Studio album by Model 500
- Released: February 18, 2015
- Studio: Metroplex Studios; Elypsia Studios;
- Genre: Techno
- Length: 44:38
- Label: Metroplex
- Producer: Juan Atkins; Mike Banks;

Model 500 chronology
| Mind and Body (1999) | Digital Solutions (2015) |  |

= Digital Solutions =

Digital Solutions is the third studio album by Juan Atkins as Model 500. It was released by Metroplex on February 18, 2015. It is his first studio album under the pseudonym in 16 years, following from Deep Space (1995) and Mind and Body (1999). It includes additional production from Mike Banks.

==Critical reception==

At Metacritic, which assigns a weighted average score out of 100 to reviews from mainstream critics, the album received an average score of 82, based on 4 reviews, indicating "universal acclaim".

Paul Clarke of Resident Advisor gave the album a 3.8 out of 5, writing, "Like techno's equivalent of '70s rock legends on a reunion tour, Atkins is past his prime but still perfectly capable of satisfying his fans." Albert Freeman of The Quietus wrote, "Apart from a few slow moments, the album is overall a heartfelt and thoughtful piece, well composed and sequenced from beginning to end, and it sometimes approaches his best work."

_ _ _ _ _ _ _

:: WORK TO DO ::
A) Do the following statements agree with the Digital Solutions article? (i) Digital Solutions was the first studio album released under the Model 500 name in 16 years. (ii) The Metacritic score was based on five reviews. (iii) Paul Clarke gave the album 4 out of 5. For each, answer yes or no and quote the deciding words.
B) Can you extend the Digital Solutions article past its final sentence?

:: RECORDED INFORMATION ::
_ _ _ _ _ _ _

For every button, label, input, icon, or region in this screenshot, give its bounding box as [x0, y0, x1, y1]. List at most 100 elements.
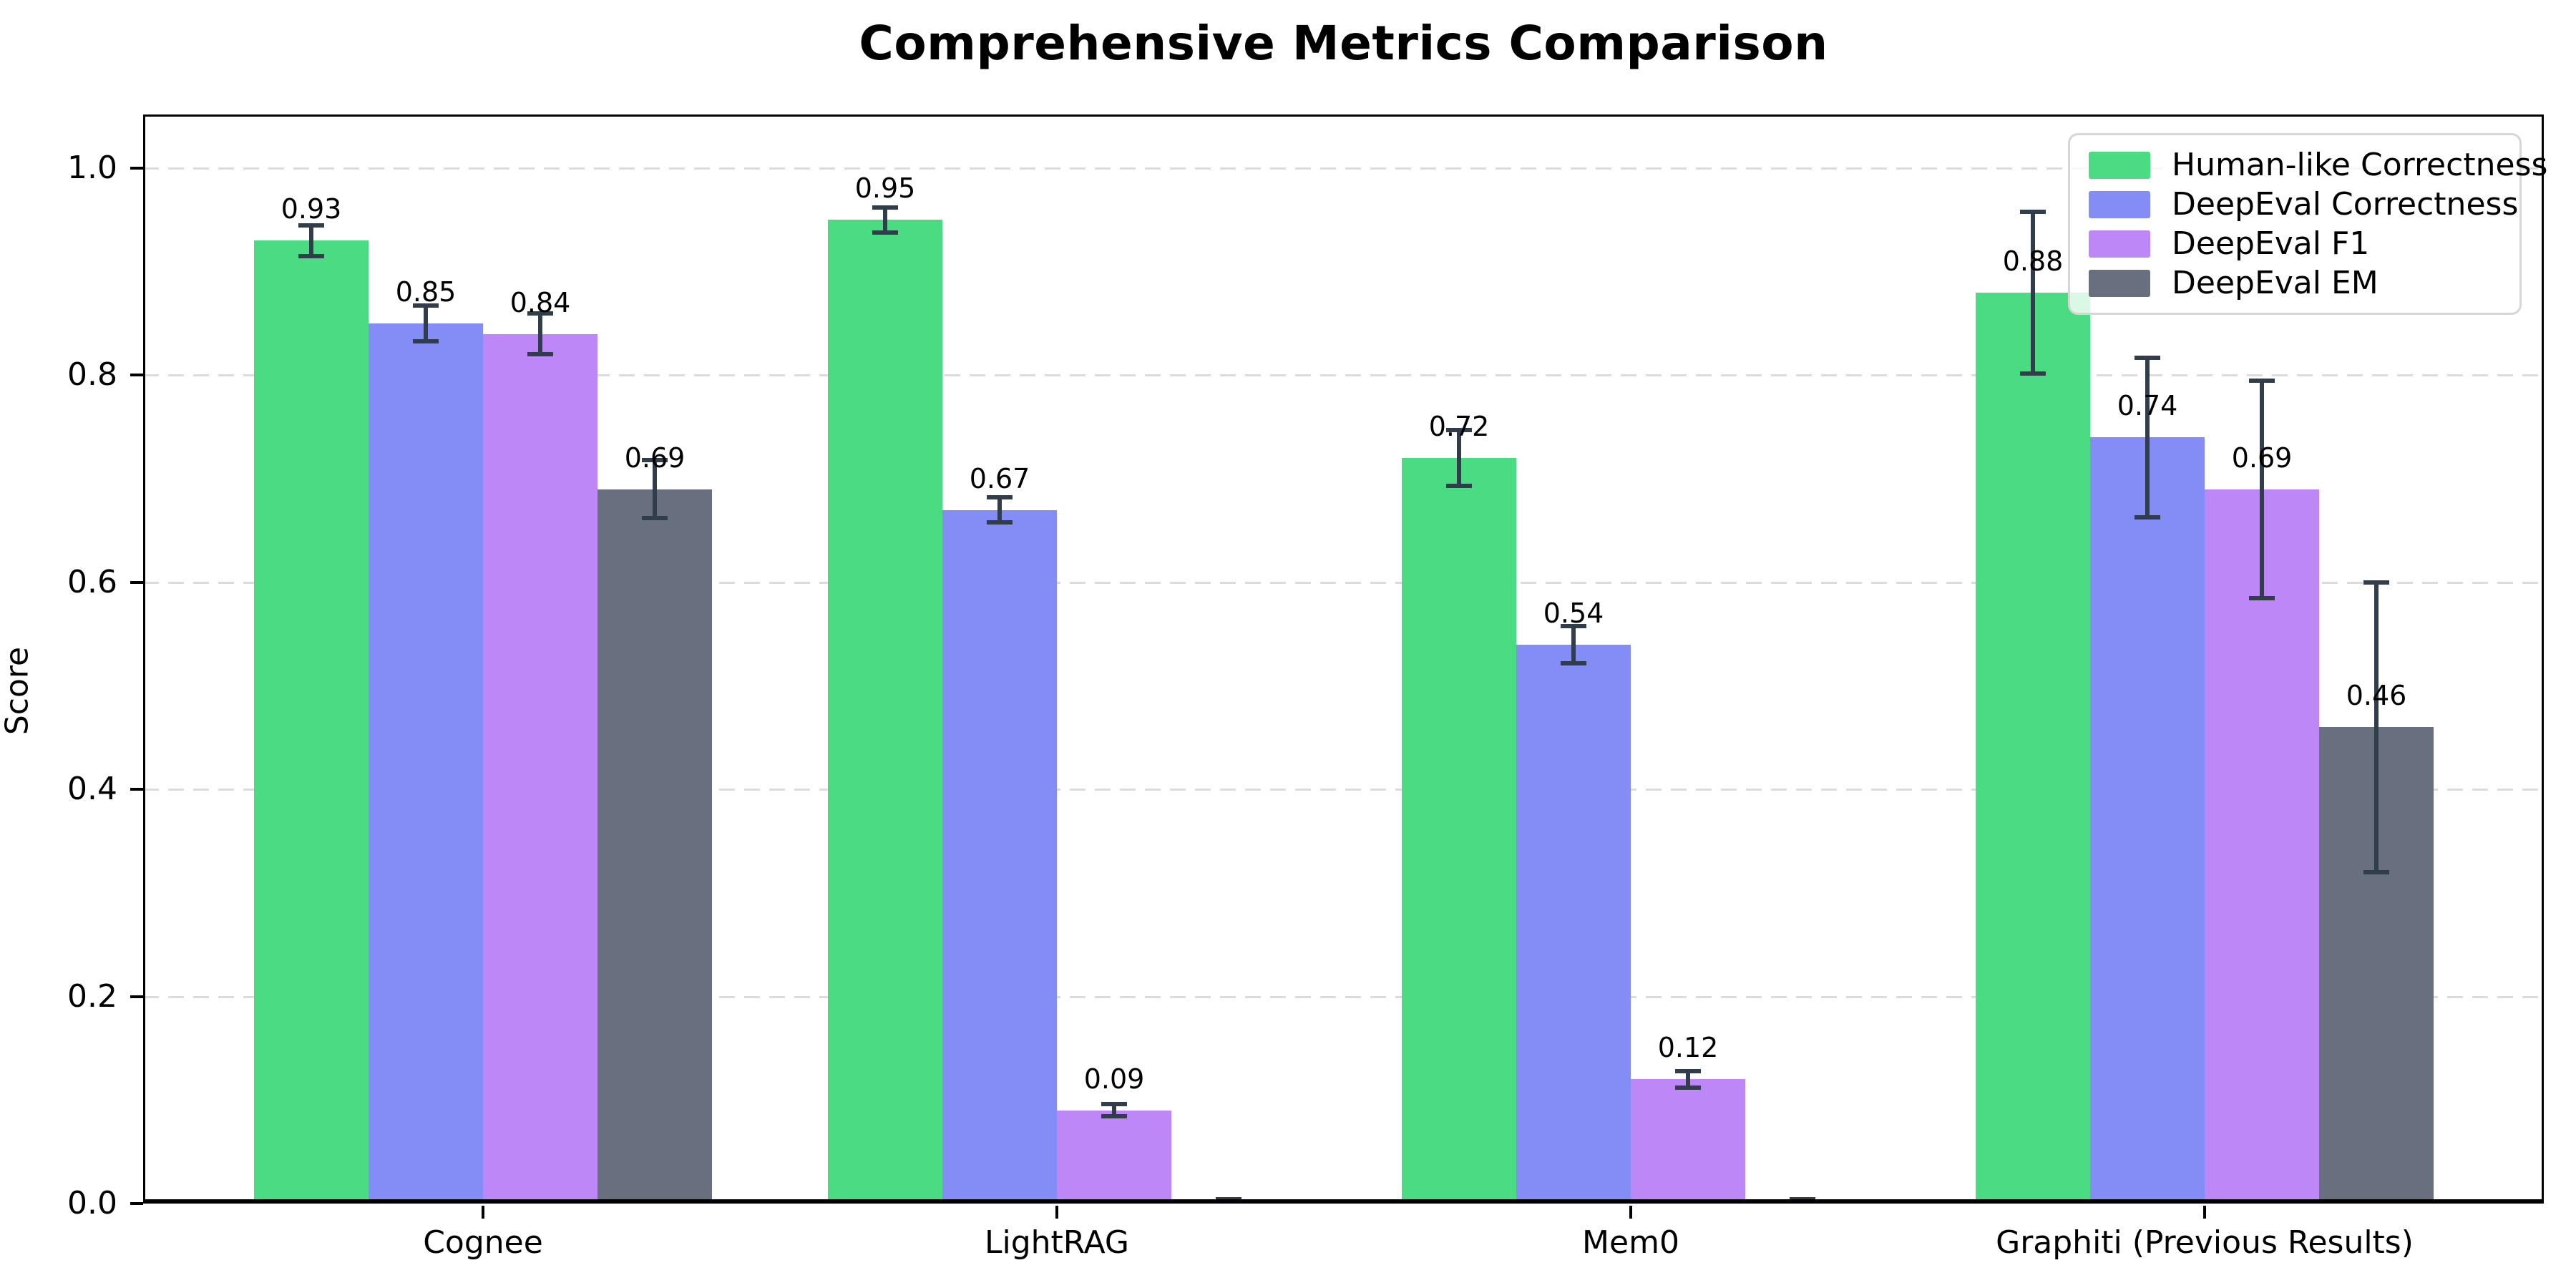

_ _ _ _ _ _ _

:: ANSWERS TO THE PROBLEMS ::
A)
(i) Yes: "It is his first studio album under the pseudonym in 16 years"
(ii) No: "based on 4 reviews"
(iii) No: "gave the album a 3.8 out of 5"

B)
Professional ratings
Aggregate scores
| Source | Rating |
| Metacritic | 82/100 |
Review scores
| Source | Rating |
| The Quietus | favorable |
| Resident Advisor | 3.8/5 |
| XLR8R | 7.5/10 |

==Track listing==

| No. | Title | Length |
|---|---|---|
| 1. | "Hi NRG" | 4:38 |
| 2. | "Electric Night" | 4:11 |
| 3. | "Standing in Tomorrow" | 4:50 |
| 4. | "Encounter" | 5:41 |
| 5. | "Storm" | 5:37 |
| 6. | "The Groove" | 4:41 |
| 7. | "Station" | 3:24 |
| 8. | "Digital Solutions" | 5:11 |
| 9. | "Control" | 6:20 |

==Personnel==
Credits adapted from liner notes.

- Juan Atkins – production
- Mike Banks – production (2, 3, 6)
- Amp Fiddler – keyboards (1)
- Andy G – guitar (6)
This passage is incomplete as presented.